Provide the records once more, identical to the original.

--- Start of SUPPLIED RECORDS ---

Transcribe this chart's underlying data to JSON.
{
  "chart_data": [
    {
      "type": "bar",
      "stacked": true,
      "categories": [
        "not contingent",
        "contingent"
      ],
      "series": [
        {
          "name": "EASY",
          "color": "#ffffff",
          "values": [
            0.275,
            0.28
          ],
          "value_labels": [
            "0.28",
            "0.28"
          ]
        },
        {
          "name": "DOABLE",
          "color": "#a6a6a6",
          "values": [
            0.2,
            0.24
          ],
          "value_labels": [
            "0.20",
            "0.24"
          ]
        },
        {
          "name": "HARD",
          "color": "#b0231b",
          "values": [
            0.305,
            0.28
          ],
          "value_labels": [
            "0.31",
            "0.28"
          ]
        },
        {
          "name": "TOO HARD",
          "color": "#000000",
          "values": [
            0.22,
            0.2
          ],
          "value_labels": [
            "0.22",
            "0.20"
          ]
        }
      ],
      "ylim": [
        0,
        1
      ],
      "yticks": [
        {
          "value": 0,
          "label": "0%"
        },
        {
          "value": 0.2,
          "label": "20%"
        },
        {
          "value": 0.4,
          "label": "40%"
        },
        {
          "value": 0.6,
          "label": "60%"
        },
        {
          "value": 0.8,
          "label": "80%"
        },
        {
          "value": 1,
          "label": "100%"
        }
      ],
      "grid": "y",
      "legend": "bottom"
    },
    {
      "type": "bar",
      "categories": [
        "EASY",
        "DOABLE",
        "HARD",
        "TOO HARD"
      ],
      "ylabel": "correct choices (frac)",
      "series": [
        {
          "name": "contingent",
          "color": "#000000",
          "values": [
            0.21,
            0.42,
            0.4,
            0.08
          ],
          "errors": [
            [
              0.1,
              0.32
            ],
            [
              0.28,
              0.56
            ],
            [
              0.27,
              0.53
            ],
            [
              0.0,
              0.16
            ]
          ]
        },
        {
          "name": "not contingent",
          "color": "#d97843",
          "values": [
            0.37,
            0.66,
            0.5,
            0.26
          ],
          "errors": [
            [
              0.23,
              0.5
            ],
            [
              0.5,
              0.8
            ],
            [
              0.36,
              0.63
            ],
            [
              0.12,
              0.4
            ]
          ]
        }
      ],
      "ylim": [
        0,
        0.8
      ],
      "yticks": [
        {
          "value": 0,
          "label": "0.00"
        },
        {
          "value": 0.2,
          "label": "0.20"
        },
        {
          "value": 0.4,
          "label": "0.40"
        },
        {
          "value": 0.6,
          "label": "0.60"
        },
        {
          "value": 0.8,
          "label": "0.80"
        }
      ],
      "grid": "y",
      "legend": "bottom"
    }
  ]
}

--- End of SUPPLIED RECORDS ---

■ **WRITTEN REPLY**
Transcribe this chart's underlying data to JSON.
{
  "chart_data": [
    {
      "type": "bar",
      "stacked": true,
      "categories": [
        "not contingent",
        "contingent"
      ],
      "series": [
        {
          "name": "EASY",
          "color": "#ffffff",
          "values": [
            0.275,
            0.28
          ],
          "value_labels": [
            "0.28",
            "0.28"
          ]
        },
        {
          "name": "DOABLE",
          "color": "#a6a6a6",
          "values": [
            0.2,
            0.24
          ],
          "value_labels": [
            "0.20",
            "0.24"
          ]
        },
        {
          "name": "HARD",
          "color": "#b0231b",
          "values": [
            0.305,
            0.28
          ],
          "value_labels": [
            "0.31",
            "0.28"
          ]
        },
        {
          "name": "TOO HARD",
          "color": "#000000",
          "values": [
            0.22,
            0.2
          ],
          "value_labels": [
            "0.22",
            "0.20"
          ]
        }
      ],
      "ylim": [
        0,
        1
      ],
      "yticks": [
        {
          "value": 0,
          "label": "0%"
        },
        {
          "value": 0.2,
          "label": "20%"
        },
        {
          "value": 0.4,
          "label": "40%"
        },
        {
          "value": 0.6,
          "label": "60%"
        },
        {
          "value": 0.8,
          "label": "80%"
        },
        {
          "value": 1,
          "label": "100%"
        }
      ],
      "grid": "y",
      "legend": "bottom"
    },
    {
      "type": "bar",
      "categories": [
        "EASY",
        "DOABLE",
        "HARD",
        "TOO HARD"
      ],
      "ylabel": "correct choices (frac)",
      "series": [
        {
          "name": "contingent",
          "color": "#000000",
          "values": [
            0.21,
            0.42,
            0.4,
            0.08
          ],
          "errors": [
            [
              0.1,
              0.32
            ],
            [
              0.28,
              0.56
            ],
            [
              0.27,
              0.53
            ],
            [
              0.0,
              0.16
            ]
          ]
        },
        {
          "name": "not contingent",
          "color": "#d97843",
          "values": [
            0.37,
            0.66,
            0.5,
            0.26
          ],
          "errors": [
            [
              0.23,
              0.5
            ],
            [
              0.5,
              0.8
            ],
            [
              0.36,
              0.63
            ],
            [
              0.12,
              0.4
            ]
          ]
        }
      ],
      "ylim": [
        0,
        0.8
      ],
      "yticks": [
        {
          "value": 0,
          "label": "0.00"
        },
        {
          "value": 0.2,
          "label": "0.20"
        },
        {
          "value": 0.4,
          "label": "0.40"
        },
        {
          "value": 0.6,
          "label": "0.60"
        },
        {
          "value": 0.8,
          "label": "0.80"
        }
      ],
      "grid": "y",
      "legend": "bottom"
    }
  ]
}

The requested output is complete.